Extract all lines from the data beneath that include the word "Note".

---

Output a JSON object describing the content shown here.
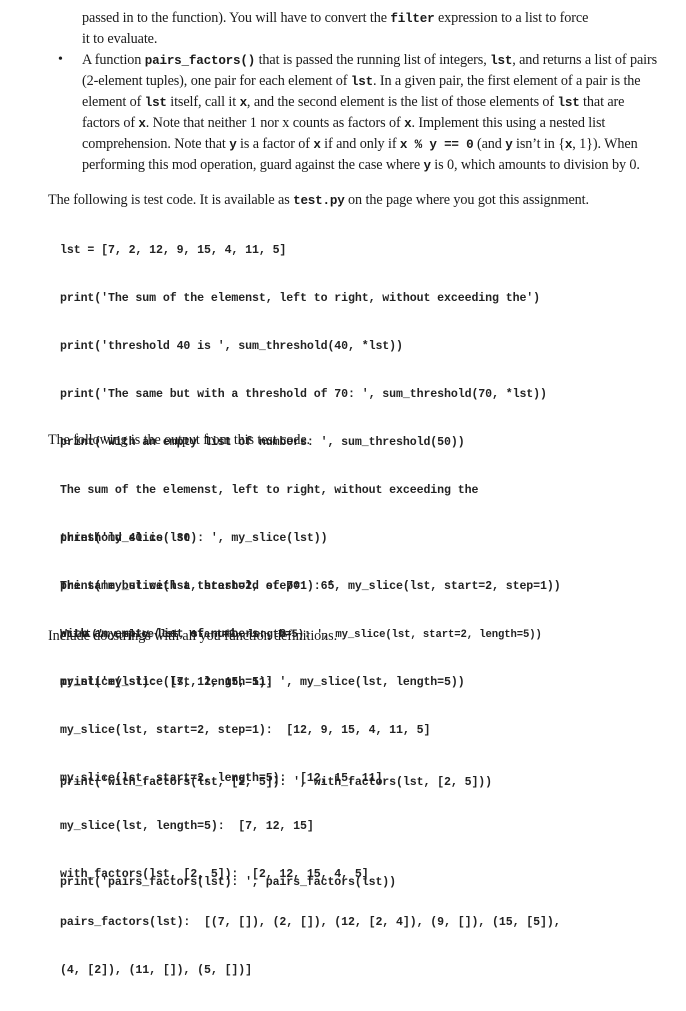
{
  "intro_continuation": {
    "line1_before": "passed in to the function). You will have to convert the ",
    "line1_code": "filter",
    "line1_after": " expression to a list to force",
    "line2": "it to evaluate."
  },
  "bullet": {
    "dot": "•",
    "seg1": "A function ",
    "seg1_code": "pairs_factors()",
    "seg2": " that is passed the running list of integers, ",
    "seg2_code": "lst",
    "seg3": ", and returns a list of pairs (2-element tuples), one pair for each element of ",
    "seg3_code": "lst",
    "seg4": ". In a given pair, the first element of a pair is the element of ",
    "seg4_code": "lst",
    "seg5": " itself, call it ",
    "seg5_code": "x",
    "seg6": ", and the second element is the list of those elements of ",
    "seg6_code": "lst",
    "seg7": " that are factors of ",
    "seg7_code": "x",
    "seg8": ". Note that neither 1 nor x counts as factors of ",
    "seg8_code": "x",
    "seg9": ". Implement this using a nested list comprehension. Note that ",
    "seg9_code": "y",
    "seg10": " is a factor of ",
    "seg10_code": "x",
    "seg11": " if and only if ",
    "seg11_code": "x % y == 0",
    "seg12": " (and ",
    "seg12_code": "y",
    "seg13": " isn’t in {",
    "seg13_code": "x",
    "seg14": ", 1}). When performing this mod operation, guard against the case where ",
    "seg14_code": "y",
    "seg15": " is 0, which amounts to division by 0."
  },
  "test_code_intro": {
    "before": "The following is test code. It is available as ",
    "code": "test.py",
    "after": " on the page where you got this assignment."
  },
  "test_code_lines": [
    "lst = [7, 2, 12, 9, 15, 4, 11, 5]",
    "print('The sum of the elemenst, left to right, without exceeding the')",
    "print('threshold 40 is ', sum_threshold(40, *lst))",
    "print('The same but with a threshold of 70: ', sum_threshold(70, *lst))",
    "print('With an empty list of numbers: ', sum_threshold(50))",
    "",
    "print('my_slice(lst): ', my_slice(lst))",
    "print('my_slice(lst, start=2, step=1): ', my_slice(lst, start=2, step=1))",
    "print('my_slice(lst, start=2, length=5): ', my_slice(lst, start=2, length=5))",
    "print('my_slice(lst, length=5): ', my_slice(lst, length=5))",
    "",
    "print('with_factors(lst, [2, 5]): ', with_factors(lst, [2, 5]))",
    "",
    "print('pairs_factors(lst): ', pairs_factors(lst))"
  ],
  "output_intro": "The following is the output from this test code.",
  "output_lines": [
    "The sum of the elemenst, left to right, without exceeding the",
    "threshold 40 is  30",
    "The same but with a threshold of 70:  65",
    "With an empty list of numbers:  0",
    "my_slice(lst):  [7, 12, 15, 11]",
    "my_slice(lst, start=2, step=1):  [12, 9, 15, 4, 11, 5]",
    "my_slice(lst, start=2, length=5):  [12, 15, 11]",
    "my_slice(lst, length=5):  [7, 12, 15]",
    "with_factors(lst, [2, 5]):  [2, 12, 15, 4, 5]",
    "pairs_factors(lst):  [(7, []), (2, []), (12, [2, 4]), (9, []), (15, [5]),",
    "(4, [2]), (11, []), (5, [])]"
  ],
  "closing": "Include docstrings with all you function definitions."
}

---

■ **OUTPUT**:
    "seg8": ". Note that neither 1 nor x counts as factors of ",
    "seg9": ". Implement this using a nested list comprehension. Note that ",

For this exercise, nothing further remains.